== Brief ==
Of all the lines in the material, how many include the word "this"? Give only the number.
** START Data records **
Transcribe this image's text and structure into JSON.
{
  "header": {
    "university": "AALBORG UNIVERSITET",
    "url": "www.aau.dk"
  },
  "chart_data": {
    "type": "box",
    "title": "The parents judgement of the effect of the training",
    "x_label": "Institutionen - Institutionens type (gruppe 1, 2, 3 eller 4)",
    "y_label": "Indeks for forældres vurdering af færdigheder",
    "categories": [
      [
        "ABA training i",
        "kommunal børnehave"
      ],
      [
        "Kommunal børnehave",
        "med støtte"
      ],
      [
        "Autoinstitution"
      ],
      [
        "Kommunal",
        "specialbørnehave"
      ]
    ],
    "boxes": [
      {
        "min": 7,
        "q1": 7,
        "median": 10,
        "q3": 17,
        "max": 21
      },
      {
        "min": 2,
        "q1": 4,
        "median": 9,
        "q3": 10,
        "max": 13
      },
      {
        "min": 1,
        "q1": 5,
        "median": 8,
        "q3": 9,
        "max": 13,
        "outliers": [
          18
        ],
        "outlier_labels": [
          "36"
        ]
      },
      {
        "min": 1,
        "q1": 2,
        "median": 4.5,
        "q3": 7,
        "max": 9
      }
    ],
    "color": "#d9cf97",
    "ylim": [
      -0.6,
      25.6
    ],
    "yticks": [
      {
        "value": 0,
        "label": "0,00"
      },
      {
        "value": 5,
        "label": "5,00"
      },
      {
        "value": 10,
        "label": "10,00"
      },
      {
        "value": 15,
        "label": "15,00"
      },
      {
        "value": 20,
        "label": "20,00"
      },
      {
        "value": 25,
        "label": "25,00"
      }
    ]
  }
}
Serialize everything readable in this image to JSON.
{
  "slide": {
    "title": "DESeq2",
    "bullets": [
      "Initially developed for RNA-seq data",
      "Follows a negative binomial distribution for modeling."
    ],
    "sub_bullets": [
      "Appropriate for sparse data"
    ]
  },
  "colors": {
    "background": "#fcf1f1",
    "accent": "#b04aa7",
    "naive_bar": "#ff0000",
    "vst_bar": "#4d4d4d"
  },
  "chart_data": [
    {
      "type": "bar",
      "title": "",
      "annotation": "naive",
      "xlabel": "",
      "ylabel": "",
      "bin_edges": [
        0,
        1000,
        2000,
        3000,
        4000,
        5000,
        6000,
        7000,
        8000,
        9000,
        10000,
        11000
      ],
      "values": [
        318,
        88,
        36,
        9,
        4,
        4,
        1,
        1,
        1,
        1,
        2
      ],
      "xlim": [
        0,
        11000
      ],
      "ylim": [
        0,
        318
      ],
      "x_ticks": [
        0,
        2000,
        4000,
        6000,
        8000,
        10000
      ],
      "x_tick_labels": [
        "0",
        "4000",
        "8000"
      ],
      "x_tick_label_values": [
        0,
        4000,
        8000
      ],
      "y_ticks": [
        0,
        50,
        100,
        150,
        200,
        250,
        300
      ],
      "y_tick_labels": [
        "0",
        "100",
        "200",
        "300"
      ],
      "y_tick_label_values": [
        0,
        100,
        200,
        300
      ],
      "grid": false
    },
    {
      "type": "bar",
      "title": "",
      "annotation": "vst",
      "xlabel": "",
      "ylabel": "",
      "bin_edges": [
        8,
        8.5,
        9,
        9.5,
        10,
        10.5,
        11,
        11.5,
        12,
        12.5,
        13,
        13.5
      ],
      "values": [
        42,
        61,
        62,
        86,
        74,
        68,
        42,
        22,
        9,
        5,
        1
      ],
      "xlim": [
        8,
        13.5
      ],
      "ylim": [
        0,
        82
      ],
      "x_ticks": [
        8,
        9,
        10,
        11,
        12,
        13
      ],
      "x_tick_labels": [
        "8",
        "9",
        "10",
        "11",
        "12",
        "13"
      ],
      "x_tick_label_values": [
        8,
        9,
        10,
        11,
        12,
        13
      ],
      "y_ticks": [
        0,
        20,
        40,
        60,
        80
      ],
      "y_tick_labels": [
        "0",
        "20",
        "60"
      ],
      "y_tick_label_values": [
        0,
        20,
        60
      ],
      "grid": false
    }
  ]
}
** END Data records **
== Right answer ==
2